* _Task requirements_:
Your task is to copy the material exactly.
───── Provided records ─────
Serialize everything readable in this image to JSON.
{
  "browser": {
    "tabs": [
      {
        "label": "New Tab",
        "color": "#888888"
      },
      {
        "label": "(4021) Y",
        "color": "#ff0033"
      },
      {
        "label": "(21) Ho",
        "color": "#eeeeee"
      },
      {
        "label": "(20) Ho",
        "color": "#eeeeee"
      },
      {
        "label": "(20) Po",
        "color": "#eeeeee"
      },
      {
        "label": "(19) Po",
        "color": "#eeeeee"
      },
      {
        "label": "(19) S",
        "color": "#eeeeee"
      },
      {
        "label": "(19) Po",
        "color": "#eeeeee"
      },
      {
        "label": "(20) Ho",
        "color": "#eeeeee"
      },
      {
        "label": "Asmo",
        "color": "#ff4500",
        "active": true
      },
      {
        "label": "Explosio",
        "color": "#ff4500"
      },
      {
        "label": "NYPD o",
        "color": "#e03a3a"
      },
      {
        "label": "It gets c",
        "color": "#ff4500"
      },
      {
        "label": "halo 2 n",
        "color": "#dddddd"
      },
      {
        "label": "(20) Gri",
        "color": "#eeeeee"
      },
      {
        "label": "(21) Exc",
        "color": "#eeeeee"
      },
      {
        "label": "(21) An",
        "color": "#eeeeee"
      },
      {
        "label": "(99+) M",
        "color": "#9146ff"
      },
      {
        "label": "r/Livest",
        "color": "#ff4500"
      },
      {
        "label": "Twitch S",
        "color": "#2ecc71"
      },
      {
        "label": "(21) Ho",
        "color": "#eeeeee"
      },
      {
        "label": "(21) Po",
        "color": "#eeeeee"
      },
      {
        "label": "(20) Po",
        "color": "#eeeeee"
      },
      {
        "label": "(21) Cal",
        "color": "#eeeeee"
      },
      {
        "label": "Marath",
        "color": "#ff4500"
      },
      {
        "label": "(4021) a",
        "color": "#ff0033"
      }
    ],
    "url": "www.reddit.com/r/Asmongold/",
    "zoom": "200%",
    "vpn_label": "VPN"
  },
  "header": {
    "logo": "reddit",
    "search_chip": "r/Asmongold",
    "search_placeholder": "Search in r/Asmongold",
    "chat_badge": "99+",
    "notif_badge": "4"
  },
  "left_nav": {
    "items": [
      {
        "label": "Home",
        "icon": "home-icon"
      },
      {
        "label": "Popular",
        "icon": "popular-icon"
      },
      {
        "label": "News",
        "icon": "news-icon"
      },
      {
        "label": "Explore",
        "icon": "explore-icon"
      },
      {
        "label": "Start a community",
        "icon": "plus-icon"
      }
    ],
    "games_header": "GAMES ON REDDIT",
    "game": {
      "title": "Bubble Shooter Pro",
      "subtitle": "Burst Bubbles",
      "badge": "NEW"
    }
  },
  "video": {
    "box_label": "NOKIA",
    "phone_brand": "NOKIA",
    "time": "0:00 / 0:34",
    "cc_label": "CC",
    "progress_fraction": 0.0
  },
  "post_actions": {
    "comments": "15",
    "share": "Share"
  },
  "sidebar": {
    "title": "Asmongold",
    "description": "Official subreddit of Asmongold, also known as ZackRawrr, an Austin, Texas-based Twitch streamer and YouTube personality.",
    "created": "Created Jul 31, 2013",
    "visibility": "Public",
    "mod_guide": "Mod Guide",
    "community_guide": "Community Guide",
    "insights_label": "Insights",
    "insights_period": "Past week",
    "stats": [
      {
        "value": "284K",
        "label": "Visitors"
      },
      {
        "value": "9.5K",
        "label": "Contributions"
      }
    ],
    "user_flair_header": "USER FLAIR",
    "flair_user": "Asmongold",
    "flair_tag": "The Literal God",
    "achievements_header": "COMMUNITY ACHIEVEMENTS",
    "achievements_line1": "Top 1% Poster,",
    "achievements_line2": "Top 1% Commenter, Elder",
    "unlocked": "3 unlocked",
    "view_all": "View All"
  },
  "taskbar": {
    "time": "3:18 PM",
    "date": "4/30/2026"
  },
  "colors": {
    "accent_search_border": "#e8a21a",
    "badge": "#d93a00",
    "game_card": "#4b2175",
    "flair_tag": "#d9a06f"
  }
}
─────
* _Solution_:
Serialize everything readable in this image to JSON.
{
  "browser": {
    "tabs": [
      {
        "label": "New Tab",
        "color": "#888888"
      },
      {
        "label": "(4021) Y",
        "color": "#ff0033"
      },
      {
        "label": "(21) Ho",
        "color": "#eeeeee"
      },
      {
        "label": "(20) Ho",
        "color": "#eeeeee"
      },
      {
        "label": "(20) Po",
        "color": "#eeeeee"
      },
      {
        "label": "(19) Po",
        "color": "#eeeeee"
      },
      {
        "label": "(19) S",
        "color": "#eeeeee"
      },
      {
        "label": "(19) Po",
        "color": "#eeeeee"
      },
      {
        "label": "(20) Ho",
        "color": "#eeeeee"
      },
      {
        "label": "Asmo",
        "color": "#ff4500",
        "active": true
      },
      {
        "label": "Explosio",
        "color": "#ff4500"
      },
      {
        "label": "NYPD o",
        "color": "#e03a3a"
      },
      {
        "label": "It gets c",
        "color": "#ff4500"
      },
      {
        "label": "halo 2 n",
        "color": "#dddddd"
      },
      {
        "label": "(20) Gri",
        "color": "#eeeeee"
      },
      {
        "label": "(21) Exc",
        "color": "#eeeeee"
      },
      {
        "label": "(21) An",
        "color": "#eeeeee"
      },
      {
        "label": "(99+) M",
        "color": "#9146ff"
      },
      {
        "label": "r/Livest",
        "color": "#ff4500"
      },
      {
        "label": "Twitch S",
        "color": "#2ecc71"
      },
      {
        "label": "(21) Ho",
        "color": "#eeeeee"
      },
      {
        "label": "(21) Po",
        "color": "#eeeeee"
      },
      {
        "label": "(20) Po",
        "color": "#eeeeee"
      },
      {
        "label": "(21) Cal",
        "color": "#eeeeee"
      },
      {
        "label": "Marath",
        "color": "#ff4500"
      },
      {
        "label": "(4021) a",
        "color": "#ff0033"
      }
    ],
    "url": "www.reddit.com/r/Asmongold/",
    "zoom": "200%",
    "vpn_label": "VPN"
  },
  "header": {
    "logo": "reddit",
    "search_chip": "r/Asmongold",
    "search_placeholder": "Search in r/Asmongold",
    "chat_badge": "99+",
    "notif_badge": "4"
  },
  "left_nav": {
    "items": [
      {
        "label": "Home",
        "icon": "home-icon"
      },
      {
        "label": "Popular",
        "icon": "popular-icon"
      },
      {
        "label": "News",
        "icon": "news-icon"
      },
      {
        "label": "Explore",
        "icon": "explore-icon"
      },
      {
        "label": "Start a community",
        "icon": "plus-icon"
      }
    ],
    "games_header": "GAMES ON REDDIT",
    "game": {
      "title": "Bubble Shooter Pro",
      "subtitle": "Burst Bubbles",
      "badge": "NEW"
    }
  },
  "video": {
    "box_label": "NOKIA",
    "phone_brand": "NOKIA",
    "time": "0:00 / 0:34",
    "cc_label": "CC",
    "progress_fraction": 0.0
  },
  "post_actions": {
    "comments": "15",
    "share": "Share"
  },
  "sidebar": {
    "title": "Asmongold",
    "description": "Official subreddit of Asmongold, also known as ZackRawrr, an Austin, Texas-based Twitch streamer and YouTube personality.",
    "created": "Created Jul 31, 2013",
    "visibility": "Public",
    "mod_guide": "Mod Guide",
    "community_guide": "Community Guide",
    "insights_label": "Insights",
    "insights_period": "Past week",
    "stats": [
      {
        "value": "284K",
        "label": "Visitors"
      },
      {
        "value": "9.5K",
        "label": "Contributions"
      }
    ],
    "user_flair_header": "USER FLAIR",
    "flair_user": "Asmongold",
    "flair_tag": "The Literal God",
    "achievements_header": "COMMUNITY ACHIEVEMENTS",
    "achievements_line1": "Top 1% Poster,",
    "achievements_line2": "Top 1% Commenter, Elder",
    "unlocked": "3 unlocked",
    "view_all": "View All"
  },
  "taskbar": {
    "time": "3:18 PM",
    "date": "4/30/2026"
  },
  "colors": {
    "accent_search_border": "#e8a21a",
    "badge": "#d93a00",
    "game_card": "#4b2175",
    "flair_tag": "#d9a06f"
  }
}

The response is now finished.